◆ Short task ◆
Your copy of the material below should match it exactly, except that it holds no pictures.

◆ Entries from a visual dataset ◆
========================================================================

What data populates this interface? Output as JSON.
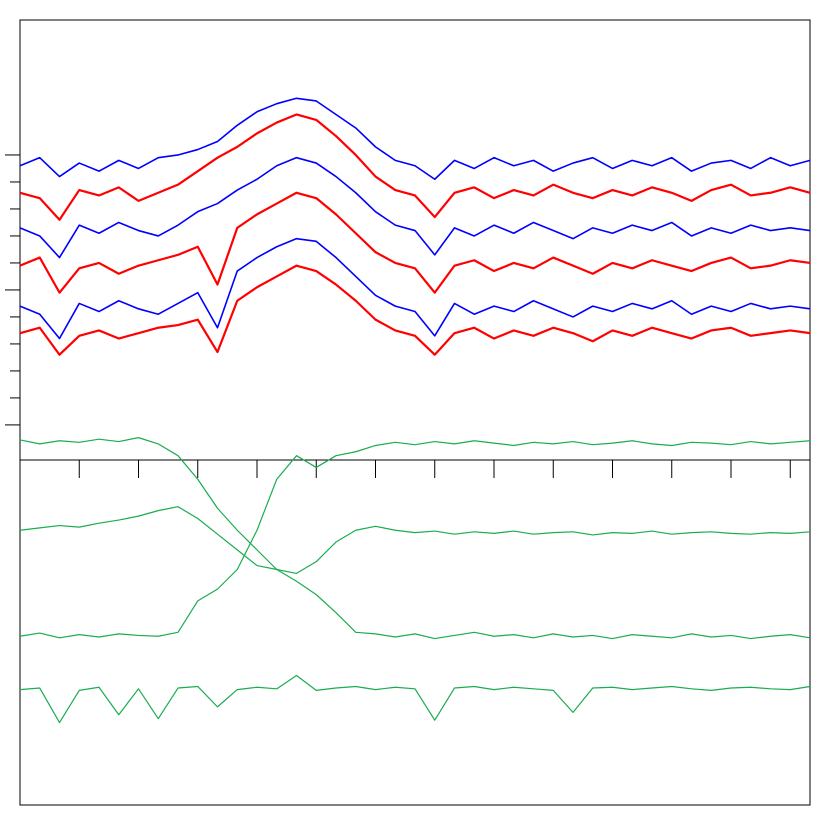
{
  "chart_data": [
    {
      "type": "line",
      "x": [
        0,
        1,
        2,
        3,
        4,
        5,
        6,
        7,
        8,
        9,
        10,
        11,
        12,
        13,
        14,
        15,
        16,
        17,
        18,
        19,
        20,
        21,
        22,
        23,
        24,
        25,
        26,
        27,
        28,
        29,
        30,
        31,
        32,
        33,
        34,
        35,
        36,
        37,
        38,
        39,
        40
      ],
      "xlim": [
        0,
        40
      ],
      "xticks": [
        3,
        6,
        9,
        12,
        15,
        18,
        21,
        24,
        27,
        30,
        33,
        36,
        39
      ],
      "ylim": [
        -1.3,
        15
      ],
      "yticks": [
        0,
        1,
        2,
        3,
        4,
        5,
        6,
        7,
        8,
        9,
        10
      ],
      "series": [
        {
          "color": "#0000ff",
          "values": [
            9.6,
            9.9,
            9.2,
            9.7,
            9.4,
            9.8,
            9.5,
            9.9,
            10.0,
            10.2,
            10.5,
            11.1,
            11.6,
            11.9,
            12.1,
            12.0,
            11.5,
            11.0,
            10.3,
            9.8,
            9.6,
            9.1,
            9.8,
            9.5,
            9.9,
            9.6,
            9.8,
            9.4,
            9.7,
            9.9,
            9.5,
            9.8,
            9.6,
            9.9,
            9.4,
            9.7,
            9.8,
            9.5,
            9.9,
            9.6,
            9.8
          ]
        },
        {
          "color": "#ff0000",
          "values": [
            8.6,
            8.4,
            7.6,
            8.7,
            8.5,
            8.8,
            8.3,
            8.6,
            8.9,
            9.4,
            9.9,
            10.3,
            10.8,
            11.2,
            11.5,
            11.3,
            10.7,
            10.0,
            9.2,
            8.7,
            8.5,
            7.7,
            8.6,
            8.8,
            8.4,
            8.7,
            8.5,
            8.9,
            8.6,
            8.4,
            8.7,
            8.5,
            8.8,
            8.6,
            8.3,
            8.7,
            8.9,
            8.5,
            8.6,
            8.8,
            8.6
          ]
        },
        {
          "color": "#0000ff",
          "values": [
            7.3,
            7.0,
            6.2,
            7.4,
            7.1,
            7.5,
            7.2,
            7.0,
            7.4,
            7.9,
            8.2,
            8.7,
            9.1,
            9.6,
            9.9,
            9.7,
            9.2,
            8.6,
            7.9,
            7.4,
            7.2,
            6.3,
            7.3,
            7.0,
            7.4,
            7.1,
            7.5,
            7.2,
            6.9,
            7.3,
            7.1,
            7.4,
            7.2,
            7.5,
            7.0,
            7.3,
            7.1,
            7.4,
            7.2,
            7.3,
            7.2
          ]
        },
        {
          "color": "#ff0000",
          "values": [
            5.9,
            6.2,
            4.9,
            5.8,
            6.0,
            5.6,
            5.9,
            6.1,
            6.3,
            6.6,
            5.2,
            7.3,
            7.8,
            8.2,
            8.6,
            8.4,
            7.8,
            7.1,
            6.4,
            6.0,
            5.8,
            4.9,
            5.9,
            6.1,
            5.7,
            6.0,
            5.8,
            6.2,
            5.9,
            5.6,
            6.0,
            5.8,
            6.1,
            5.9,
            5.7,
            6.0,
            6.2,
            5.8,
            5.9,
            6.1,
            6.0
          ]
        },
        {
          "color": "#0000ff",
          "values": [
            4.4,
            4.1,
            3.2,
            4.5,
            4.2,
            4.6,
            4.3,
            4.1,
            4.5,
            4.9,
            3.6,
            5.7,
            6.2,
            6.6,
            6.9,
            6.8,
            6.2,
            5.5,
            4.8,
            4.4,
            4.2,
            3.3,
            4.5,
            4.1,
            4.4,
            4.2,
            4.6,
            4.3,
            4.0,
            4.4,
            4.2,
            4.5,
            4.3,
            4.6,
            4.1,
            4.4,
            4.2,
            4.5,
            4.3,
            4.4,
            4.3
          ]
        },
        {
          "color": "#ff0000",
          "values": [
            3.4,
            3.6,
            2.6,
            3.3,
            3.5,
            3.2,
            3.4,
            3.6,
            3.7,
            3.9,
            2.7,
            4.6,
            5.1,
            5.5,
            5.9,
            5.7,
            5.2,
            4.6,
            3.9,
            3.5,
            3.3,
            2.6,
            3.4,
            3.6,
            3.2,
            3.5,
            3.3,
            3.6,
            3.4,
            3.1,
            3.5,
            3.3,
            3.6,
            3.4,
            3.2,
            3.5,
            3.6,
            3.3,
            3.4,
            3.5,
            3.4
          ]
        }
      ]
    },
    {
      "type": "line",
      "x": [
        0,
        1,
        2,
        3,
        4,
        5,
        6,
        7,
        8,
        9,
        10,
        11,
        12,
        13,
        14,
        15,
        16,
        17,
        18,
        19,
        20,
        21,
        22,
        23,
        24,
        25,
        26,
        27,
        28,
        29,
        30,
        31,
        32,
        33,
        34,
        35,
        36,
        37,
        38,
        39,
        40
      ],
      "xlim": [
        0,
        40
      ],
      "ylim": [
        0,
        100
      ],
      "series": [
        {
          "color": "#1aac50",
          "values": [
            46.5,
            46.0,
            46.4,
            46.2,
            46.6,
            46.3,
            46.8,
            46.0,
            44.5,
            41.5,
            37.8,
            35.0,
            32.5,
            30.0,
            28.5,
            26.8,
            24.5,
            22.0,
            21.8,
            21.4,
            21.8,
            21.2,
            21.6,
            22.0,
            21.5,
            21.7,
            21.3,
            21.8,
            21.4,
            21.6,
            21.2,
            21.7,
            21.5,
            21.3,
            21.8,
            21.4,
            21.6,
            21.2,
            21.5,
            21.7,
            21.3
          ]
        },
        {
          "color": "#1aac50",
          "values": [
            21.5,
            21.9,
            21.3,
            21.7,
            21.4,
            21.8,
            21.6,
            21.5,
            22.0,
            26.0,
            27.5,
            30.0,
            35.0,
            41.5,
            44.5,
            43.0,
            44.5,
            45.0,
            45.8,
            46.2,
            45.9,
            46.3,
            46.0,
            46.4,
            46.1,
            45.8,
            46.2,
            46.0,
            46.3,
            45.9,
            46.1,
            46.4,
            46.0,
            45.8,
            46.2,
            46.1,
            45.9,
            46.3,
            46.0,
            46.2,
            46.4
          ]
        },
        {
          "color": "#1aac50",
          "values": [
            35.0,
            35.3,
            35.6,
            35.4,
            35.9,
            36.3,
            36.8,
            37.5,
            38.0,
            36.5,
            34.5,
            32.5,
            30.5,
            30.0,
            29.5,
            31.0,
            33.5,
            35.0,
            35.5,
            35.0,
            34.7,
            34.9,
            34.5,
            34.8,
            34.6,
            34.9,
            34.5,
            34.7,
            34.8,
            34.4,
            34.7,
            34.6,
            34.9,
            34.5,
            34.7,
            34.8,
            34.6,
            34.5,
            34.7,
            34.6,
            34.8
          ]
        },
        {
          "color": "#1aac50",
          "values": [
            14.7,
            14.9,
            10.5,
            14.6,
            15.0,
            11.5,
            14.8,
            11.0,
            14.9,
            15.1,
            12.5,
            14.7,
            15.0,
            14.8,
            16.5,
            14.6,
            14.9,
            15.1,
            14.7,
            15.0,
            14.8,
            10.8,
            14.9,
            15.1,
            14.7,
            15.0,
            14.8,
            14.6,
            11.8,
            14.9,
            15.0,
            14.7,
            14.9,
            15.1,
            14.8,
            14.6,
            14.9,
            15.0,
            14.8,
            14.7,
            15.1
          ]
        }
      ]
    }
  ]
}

========================================================================

◆ Task answer ◆
What data populates this interface? Output as JSON.
{
  "chart_data": [
    {
      "type": "line",
      "x": [
        0,
        1,
        2,
        3,
        4,
        5,
        6,
        7,
        8,
        9,
        10,
        11,
        12,
        13,
        14,
        15,
        16,
        17,
        18,
        19,
        20,
        21,
        22,
        23,
        24,
        25,
        26,
        27,
        28,
        29,
        30,
        31,
        32,
        33,
        34,
        35,
        36,
        37,
        38,
        39,
        40
      ],
      "xlim": [
        0,
        40
      ],
      "xticks": [
        3,
        6,
        9,
        12,
        15,
        18,
        21,
        24,
        27,
        30,
        33,
        36,
        39
      ],
      "ylim": [
        -1.3,
        15
      ],
      "yticks": [
        0,
        1,
        2,
        3,
        4,
        5,
        6,
        7,
        8,
        9,
        10
      ],
      "series": [
        {
          "color": "#0000ff",
          "values": [
            9.6,
            9.9,
            9.2,
            9.7,
            9.4,
            9.8,
            9.5,
            9.9,
            10.0,
            10.2,
            10.5,
            11.1,
            11.6,
            11.9,
            12.1,
            12.0,
            11.5,
            11.0,
            10.3,
            9.8,
            9.6,
            9.1,
            9.8,
            9.5,
            9.9,
            9.6,
            9.8,
            9.4,
            9.7,
            9.9,
            9.5,
            9.8,
            9.6,
            9.9,
            9.4,
            9.7,
            9.8,
            9.5,
            9.9,
            9.6,
            9.8
          ]
        },
        {
          "color": "#ff0000",
          "values": [
            8.6,
            8.4,
            7.6,
            8.7,
            8.5,
            8.8,
            8.3,
            8.6,
            8.9,
            9.4,
            9.9,
            10.3,
            10.8,
            11.2,
            11.5,
            11.3,
            10.7,
            10.0,
            9.2,
            8.7,
            8.5,
            7.7,
            8.6,
            8.8,
            8.4,
            8.7,
            8.5,
            8.9,
            8.6,
            8.4,
            8.7,
            8.5,
            8.8,
            8.6,
            8.3,
            8.7,
            8.9,
            8.5,
            8.6,
            8.8,
            8.6
          ]
        },
        {
          "color": "#0000ff",
          "values": [
            7.3,
            7.0,
            6.2,
            7.4,
            7.1,
            7.5,
            7.2,
            7.0,
            7.4,
            7.9,
            8.2,
            8.7,
            9.1,
            9.6,
            9.9,
            9.7,
            9.2,
            8.6,
            7.9,
            7.4,
            7.2,
            6.3,
            7.3,
            7.0,
            7.4,
            7.1,
            7.5,
            7.2,
            6.9,
            7.3,
            7.1,
            7.4,
            7.2,
            7.5,
            7.0,
            7.3,
            7.1,
            7.4,
            7.2,
            7.3,
            7.2
          ]
        },
        {
          "color": "#ff0000",
          "values": [
            5.9,
            6.2,
            4.9,
            5.8,
            6.0,
            5.6,
            5.9,
            6.1,
            6.3,
            6.6,
            5.2,
            7.3,
            7.8,
            8.2,
            8.6,
            8.4,
            7.8,
            7.1,
            6.4,
            6.0,
            5.8,
            4.9,
            5.9,
            6.1,
            5.7,
            6.0,
            5.8,
            6.2,
            5.9,
            5.6,
            6.0,
            5.8,
            6.1,
            5.9,
            5.7,
            6.0,
            6.2,
            5.8,
            5.9,
            6.1,
            6.0
          ]
        },
        {
          "color": "#0000ff",
          "values": [
            4.4,
            4.1,
            3.2,
            4.5,
            4.2,
            4.6,
            4.3,
            4.1,
            4.5,
            4.9,
            3.6,
            5.7,
            6.2,
            6.6,
            6.9,
            6.8,
            6.2,
            5.5,
            4.8,
            4.4,
            4.2,
            3.3,
            4.5,
            4.1,
            4.4,
            4.2,
            4.6,
            4.3,
            4.0,
            4.4,
            4.2,
            4.5,
            4.3,
            4.6,
            4.1,
            4.4,
            4.2,
            4.5,
            4.3,
            4.4,
            4.3
          ]
        },
        {
          "color": "#ff0000",
          "values": [
            3.4,
            3.6,
            2.6,
            3.3,
            3.5,
            3.2,
            3.4,
            3.6,
            3.7,
            3.9,
            2.7,
            4.6,
            5.1,
            5.5,
            5.9,
            5.7,
            5.2,
            4.6,
            3.9,
            3.5,
            3.3,
            2.6,
            3.4,
            3.6,
            3.2,
            3.5,
            3.3,
            3.6,
            3.4,
            3.1,
            3.5,
            3.3,
            3.6,
            3.4,
            3.2,
            3.5,
            3.6,
            3.3,
            3.4,
            3.5,
            3.4
          ]
        }
      ]
    },
    {
      "type": "line",
      "x": [
        0,
        1,
        2,
        3,
        4,
        5,
        6,
        7,
        8,
        9,
        10,
        11,
        12,
        13,
        14,
        15,
        16,
        17,
        18,
        19,
        20,
        21,
        22,
        23,
        24,
        25,
        26,
        27,
        28,
        29,
        30,
        31,
        32,
        33,
        34,
        35,
        36,
        37,
        38,
        39,
        40
      ],
      "xlim": [
        0,
        40
      ],
      "ylim": [
        0,
        100
      ],
      "series": [
        {
          "color": "#1aac50",
          "values": [
            46.5,
            46.0,
            46.4,
            46.2,
            46.6,
            46.3,
            46.8,
            46.0,
            44.5,
            41.5,
            37.8,
            35.0,
            32.5,
            30.0,
            28.5,
            26.8,
            24.5,
            22.0,
            21.8,
            21.4,
            21.8,
            21.2,
            21.6,
            22.0,
            21.5,
            21.7,
            21.3,
            21.8,
            21.4,
            21.6,
            21.2,
            21.7,
            21.5,
            21.3,
            21.8,
            21.4,
            21.6,
            21.2,
            21.5,
            21.7,
            21.3
          ]
        },
        {
          "color": "#1aac50",
          "values": [
            21.5,
            21.9,
            21.3,
            21.7,
            21.4,
            21.8,
            21.6,
            21.5,
            22.0,
            26.0,
            27.5,
            30.0,
            35.0,
            41.5,
            44.5,
            43.0,
            44.5,
            45.0,
            45.8,
            46.2,
            45.9,
            46.3,
            46.0,
            46.4,
            46.1,
            45.8,
            46.2,
            46.0,
            46.3,
            45.9,
            46.1,
            46.4,
            46.0,
            45.8,
            46.2,
            46.1,
            45.9,
            46.3,
            46.0,
            46.2,
            46.4
          ]
        },
        {
          "color": "#1aac50",
          "values": [
            35.0,
            35.3,
            35.6,
            35.4,
            35.9,
            36.3,
            36.8,
            37.5,
            38.0,
            36.5,
            34.5,
            32.5,
            30.5,
            30.0,
            29.5,
            31.0,
            33.5,
            35.0,
            35.5,
            35.0,
            34.7,
            34.9,
            34.5,
            34.8,
            34.6,
            34.9,
            34.5,
            34.7,
            34.8,
            34.4,
            34.7,
            34.6,
            34.9,
            34.5,
            34.7,
            34.8,
            34.6,
            34.5,
            34.7,
            34.6,
            34.8
          ]
        },
        {
          "color": "#1aac50",
          "values": [
            14.7,
            14.9,
            10.5,
            14.6,
            15.0,
            11.5,
            14.8,
            11.0,
            14.9,
            15.1,
            12.5,
            14.7,
            15.0,
            14.8,
            16.5,
            14.6,
            14.9,
            15.1,
            14.7,
            15.0,
            14.8,
            10.8,
            14.9,
            15.1,
            14.7,
            15.0,
            14.8,
            14.6,
            11.8,
            14.9,
            15.0,
            14.7,
            14.9,
            15.1,
            14.8,
            14.6,
            14.9,
            15.0,
            14.8,
            14.7,
            15.1
          ]
        }
      ]
    }
  ]
}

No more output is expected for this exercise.